- Task goal: Give the listing again exactly, omitting its images.

Dataset entries:
▬▬▬▬▬▬▬▬▬▬

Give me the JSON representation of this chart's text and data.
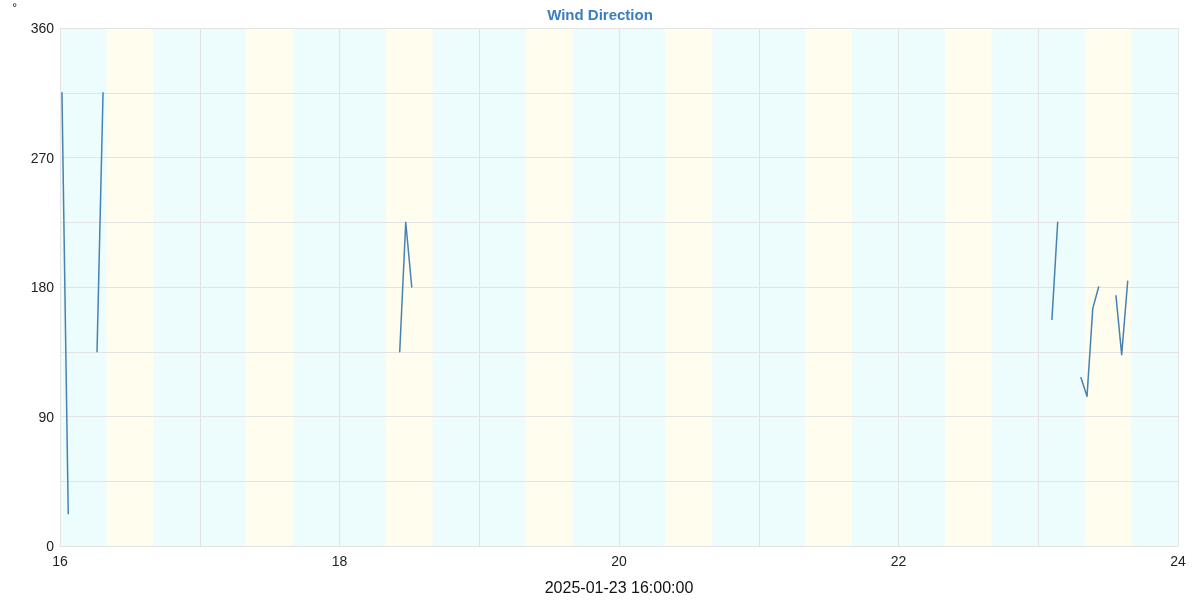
{
  "chart_data": {
    "type": "line",
    "title": "Wind Direction",
    "xlabel": "2025-01-23 16:00:00",
    "ylabel": "°",
    "x": [
      16.014,
      16.059,
      16.15,
      16.265,
      16.308,
      17.4,
      18.431,
      18.474,
      18.517,
      20.8,
      23.098,
      23.139,
      23.22,
      23.306,
      23.349,
      23.39,
      23.432,
      23.49,
      23.556,
      23.597,
      23.64
    ],
    "series": [
      {
        "color": "#4682b4",
        "values": [
          315,
          22.5,
          null,
          135,
          315,
          null,
          135,
          225,
          180,
          null,
          157.5,
          225,
          null,
          117,
          104,
          165,
          180,
          null,
          174,
          133,
          184
        ]
      }
    ],
    "xlim": [
      16,
      24
    ],
    "xticks": [
      16,
      {
        "value": 17,
        "label": null
      },
      18,
      {
        "value": 19,
        "label": null
      },
      20,
      {
        "value": 21,
        "label": null
      },
      22,
      {
        "value": 23,
        "label": null
      },
      24
    ],
    "ylim": [
      0,
      360
    ],
    "yticks": [
      0,
      {
        "value": 45,
        "label": null
      },
      90,
      {
        "value": 135,
        "label": null
      },
      180,
      {
        "value": 225,
        "label": null
      },
      270,
      {
        "value": 315,
        "label": null
      },
      360
    ],
    "grid": true,
    "marker": "none",
    "line_style": "solid",
    "bands": [
      {
        "axis": "x",
        "from": 16,
        "to": 16.333,
        "color": "#edfcfc"
      },
      {
        "axis": "x",
        "from": 16.333,
        "to": 16.667,
        "color": "#fefdee"
      },
      {
        "axis": "x",
        "from": 16.667,
        "to": 17.333,
        "color": "#edfcfc"
      },
      {
        "axis": "x",
        "from": 17.333,
        "to": 17.667,
        "color": "#fefdee"
      },
      {
        "axis": "x",
        "from": 17.667,
        "to": 18.333,
        "color": "#edfcfc"
      },
      {
        "axis": "x",
        "from": 18.333,
        "to": 18.667,
        "color": "#fefdee"
      },
      {
        "axis": "x",
        "from": 18.667,
        "to": 19.333,
        "color": "#edfcfc"
      },
      {
        "axis": "x",
        "from": 19.333,
        "to": 19.667,
        "color": "#fefdee"
      },
      {
        "axis": "x",
        "from": 19.667,
        "to": 20.333,
        "color": "#edfcfc"
      },
      {
        "axis": "x",
        "from": 20.333,
        "to": 20.667,
        "color": "#fefdee"
      },
      {
        "axis": "x",
        "from": 20.667,
        "to": 21.333,
        "color": "#edfcfc"
      },
      {
        "axis": "x",
        "from": 21.333,
        "to": 21.667,
        "color": "#fefdee"
      },
      {
        "axis": "x",
        "from": 21.667,
        "to": 22.333,
        "color": "#edfcfc"
      },
      {
        "axis": "x",
        "from": 22.333,
        "to": 22.667,
        "color": "#fefdee"
      },
      {
        "axis": "x",
        "from": 22.667,
        "to": 23.333,
        "color": "#edfcfc"
      },
      {
        "axis": "x",
        "from": 23.333,
        "to": 23.667,
        "color": "#fefdee"
      },
      {
        "axis": "x",
        "from": 23.667,
        "to": 24,
        "color": "#edfcfc"
      }
    ]
  }
}
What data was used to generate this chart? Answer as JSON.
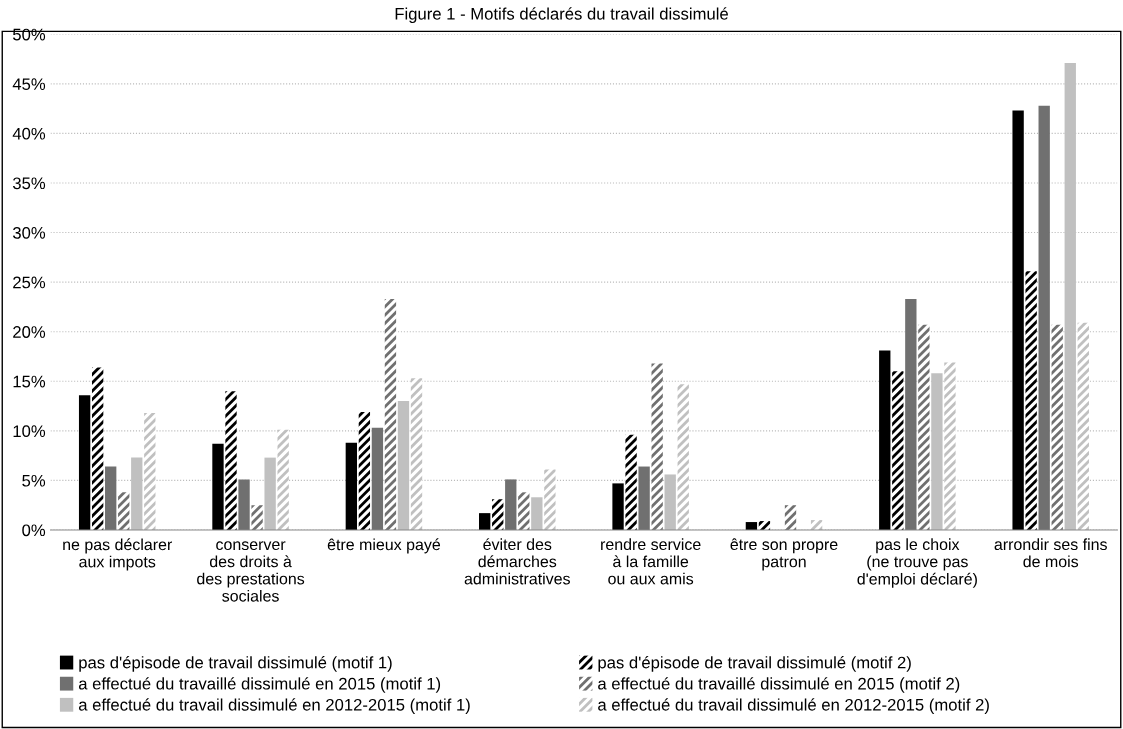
{
  "chart_data": {
    "type": "bar",
    "title": "Figure 1 - Motifs déclarés du travail dissimulé",
    "categories": [
      "ne pas déclarer\naux impots",
      "conserver\ndes droits à\ndes prestations\nsociales",
      "être mieux payé",
      "éviter des\ndémarches\nadministratives",
      "rendre service\nà la famille\nou aux amis",
      "être son propre\npatron",
      "pas le choix\n(ne trouve pas\nd'emploi déclaré)",
      "arrondir ses fins\nde mois"
    ],
    "series": [
      {
        "name": "pas d'épisode de travail dissimulé (motif 1)",
        "color": "#000000",
        "values": [
          13.6,
          8.7,
          8.8,
          1.7,
          4.7,
          0.8,
          18.1,
          42.3
        ]
      },
      {
        "name": "pas d'épisode de travail dissimulé (motif 2)",
        "color": "#000000",
        "values": [
          16.4,
          14.0,
          11.9,
          3.1,
          9.6,
          0.9,
          16.0,
          26.1
        ]
      },
      {
        "name": "a effectué du travaillé dissimulé en 2015 (motif 1)",
        "color": "#707070",
        "values": [
          6.4,
          5.1,
          10.3,
          5.1,
          6.4,
          0,
          23.3,
          42.8
        ]
      },
      {
        "name": "a effectué du travaillé dissimulé en 2015 (motif 2)",
        "color": "#707070",
        "values": [
          3.8,
          2.5,
          23.3,
          3.8,
          16.8,
          2.5,
          20.7,
          20.7
        ]
      },
      {
        "name": "a effectué du travail dissimulé en 2012-2015 (motif 1)",
        "color": "#c0c0c0",
        "values": [
          7.3,
          7.3,
          13.0,
          3.3,
          5.6,
          0,
          15.8,
          47.1
        ]
      },
      {
        "name": "a effectué du travail dissimulé en 2012-2015 (motif 2)",
        "color": "#c0c0c0",
        "values": [
          11.8,
          10.1,
          15.3,
          6.1,
          14.7,
          1.0,
          16.9,
          20.9
        ]
      }
    ],
    "ylim": [
      0,
      50
    ],
    "yticks": [
      {
        "value": 0,
        "label": "0%"
      },
      {
        "value": 5,
        "label": "5%"
      },
      {
        "value": 10,
        "label": "10%"
      },
      {
        "value": 15,
        "label": "15%"
      },
      {
        "value": 20,
        "label": "20%"
      },
      {
        "value": 25,
        "label": "25%"
      },
      {
        "value": 30,
        "label": "30%"
      },
      {
        "value": 35,
        "label": "35%"
      },
      {
        "value": 40,
        "label": "40%"
      },
      {
        "value": 45,
        "label": "45%"
      },
      {
        "value": 50,
        "label": "50%"
      }
    ],
    "grid": "y",
    "legend": "bottom"
  }
}
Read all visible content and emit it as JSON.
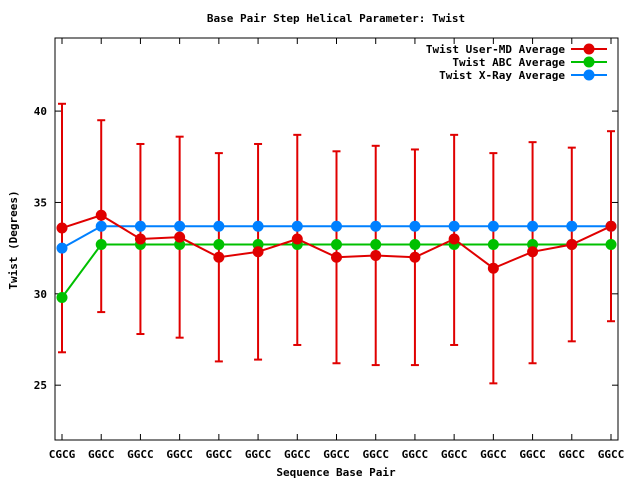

▬▬▬▬▬▬▬▬▬▬

- Solution for this exercise:
Give me the JSON representation of this chart's text and data.
{
  "chart_data": {
    "type": "line",
    "title": "Wind Direction",
    "xlabel": "2025-01-23 16:00:00",
    "ylabel": "°",
    "x": [
      16.014,
      16.059,
      16.15,
      16.265,
      16.308,
      17.4,
      18.431,
      18.474,
      18.517,
      20.8,
      23.098,
      23.139,
      23.22,
      23.306,
      23.349,
      23.39,
      23.432,
      23.49,
      23.556,
      23.597,
      23.64
    ],
    "series": [
      {
        "color": "#4682b4",
        "values": [
          315,
          22.5,
          null,
          135,
          315,
          null,
          135,
          225,
          180,
          null,
          157.5,
          225,
          null,
          117,
          104,
          165,
          180,
          null,
          174,
          133,
          184
        ]
      }
    ],
    "xlim": [
      16,
      24
    ],
    "xticks": [
      16,
      {
        "value": 17,
        "label": null
      },
      18,
      {
        "value": 19,
        "label": null
      },
      20,
      {
        "value": 21,
        "label": null
      },
      22,
      {
        "value": 23,
        "label": null
      },
      24
    ],
    "ylim": [
      0,
      360
    ],
    "yticks": [
      0,
      {
        "value": 45,
        "label": null
      },
      90,
      {
        "value": 135,
        "label": null
      },
      180,
      {
        "value": 225,
        "label": null
      },
      270,
      {
        "value": 315,
        "label": null
      },
      360
    ],
    "grid": true,
    "marker": "none",
    "line_style": "solid",
    "bands": [
      {
        "axis": "x",
        "from": 16,
        "to": 16.333,
        "color": "#edfcfc"
      },
      {
        "axis": "x",
        "from": 16.333,
        "to": 16.667,
        "color": "#fefdee"
      },
      {
        "axis": "x",
        "from": 16.667,
        "to": 17.333,
        "color": "#edfcfc"
      },
      {
        "axis": "x",
        "from": 17.333,
        "to": 17.667,
        "color": "#fefdee"
      },
      {
        "axis": "x",
        "from": 17.667,
        "to": 18.333,
        "color": "#edfcfc"
      },
      {
        "axis": "x",
        "from": 18.333,
        "to": 18.667,
        "color": "#fefdee"
      },
      {
        "axis": "x",
        "from": 18.667,
        "to": 19.333,
        "color": "#edfcfc"
      },
      {
        "axis": "x",
        "from": 19.333,
        "to": 19.667,
        "color": "#fefdee"
      },
      {
        "axis": "x",
        "from": 19.667,
        "to": 20.333,
        "color": "#edfcfc"
      },
      {
        "axis": "x",
        "from": 20.333,
        "to": 20.667,
        "color": "#fefdee"
      },
      {
        "axis": "x",
        "from": 20.667,
        "to": 21.333,
        "color": "#edfcfc"
      },
      {
        "axis": "x",
        "from": 21.333,
        "to": 21.667,
        "color": "#fefdee"
      },
      {
        "axis": "x",
        "from": 21.667,
        "to": 22.333,
        "color": "#edfcfc"
      },
      {
        "axis": "x",
        "from": 22.333,
        "to": 22.667,
        "color": "#fefdee"
      },
      {
        "axis": "x",
        "from": 22.667,
        "to": 23.333,
        "color": "#edfcfc"
      },
      {
        "axis": "x",
        "from": 23.333,
        "to": 23.667,
        "color": "#fefdee"
      },
      {
        "axis": "x",
        "from": 23.667,
        "to": 24,
        "color": "#edfcfc"
      }
    ]
  }
}
What data was used to generate this chart? Answer as JSON.
{
  "chart_data": {
    "type": "bar",
    "title": "Figure 1 - Motifs déclarés du travail dissimulé",
    "categories": [
      "ne pas déclarer\naux impots",
      "conserver\ndes droits à\ndes prestations\nsociales",
      "être mieux payé",
      "éviter des\ndémarches\nadministratives",
      "rendre service\nà la famille\nou aux amis",
      "être son propre\npatron",
      "pas le choix\n(ne trouve pas\nd'emploi déclaré)",
      "arrondir ses fins\nde mois"
    ],
    "series": [
      {
        "name": "pas d'épisode de travail dissimulé (motif 1)",
        "color": "#000000",
        "values": [
          13.6,
          8.7,
          8.8,
          1.7,
          4.7,
          0.8,
          18.1,
          42.3
        ]
      },
      {
        "name": "pas d'épisode de travail dissimulé (motif 2)",
        "color": "#000000",
        "values": [
          16.4,
          14.0,
          11.9,
          3.1,
          9.6,
          0.9,
          16.0,
          26.1
        ]
      },
      {
        "name": "a effectué du travaillé dissimulé en 2015 (motif 1)",
        "color": "#707070",
        "values": [
          6.4,
          5.1,
          10.3,
          5.1,
          6.4,
          0,
          23.3,
          42.8
        ]
      },
      {
        "name": "a effectué du travaillé dissimulé en 2015 (motif 2)",
        "color": "#707070",
        "values": [
          3.8,
          2.5,
          23.3,
          3.8,
          16.8,
          2.5,
          20.7,
          20.7
        ]
      },
      {
        "name": "a effectué du travail dissimulé en 2012-2015 (motif 1)",
        "color": "#c0c0c0",
        "values": [
          7.3,
          7.3,
          13.0,
          3.3,
          5.6,
          0,
          15.8,
          47.1
        ]
      },
      {
        "name": "a effectué du travail dissimulé en 2012-2015 (motif 2)",
        "color": "#c0c0c0",
        "values": [
          11.8,
          10.1,
          15.3,
          6.1,
          14.7,
          1.0,
          16.9,
          20.9
        ]
      }
    ],
    "ylim": [
      0,
      50
    ],
    "yticks": [
      {
        "value": 0,
        "label": "0%"
      },
      {
        "value": 5,
        "label": "5%"
      },
      {
        "value": 10,
        "label": "10%"
      },
      {
        "value": 15,
        "label": "15%"
      },
      {
        "value": 20,
        "label": "20%"
      },
      {
        "value": 25,
        "label": "25%"
      },
      {
        "value": 30,
        "label": "30%"
      },
      {
        "value": 35,
        "label": "35%"
      },
      {
        "value": 40,
        "label": "40%"
      },
      {
        "value": 45,
        "label": "45%"
      },
      {
        "value": 50,
        "label": "50%"
      }
    ],
    "grid": "y",
    "legend": "bottom"
  }
}
Read all visible content and emit it as JSON.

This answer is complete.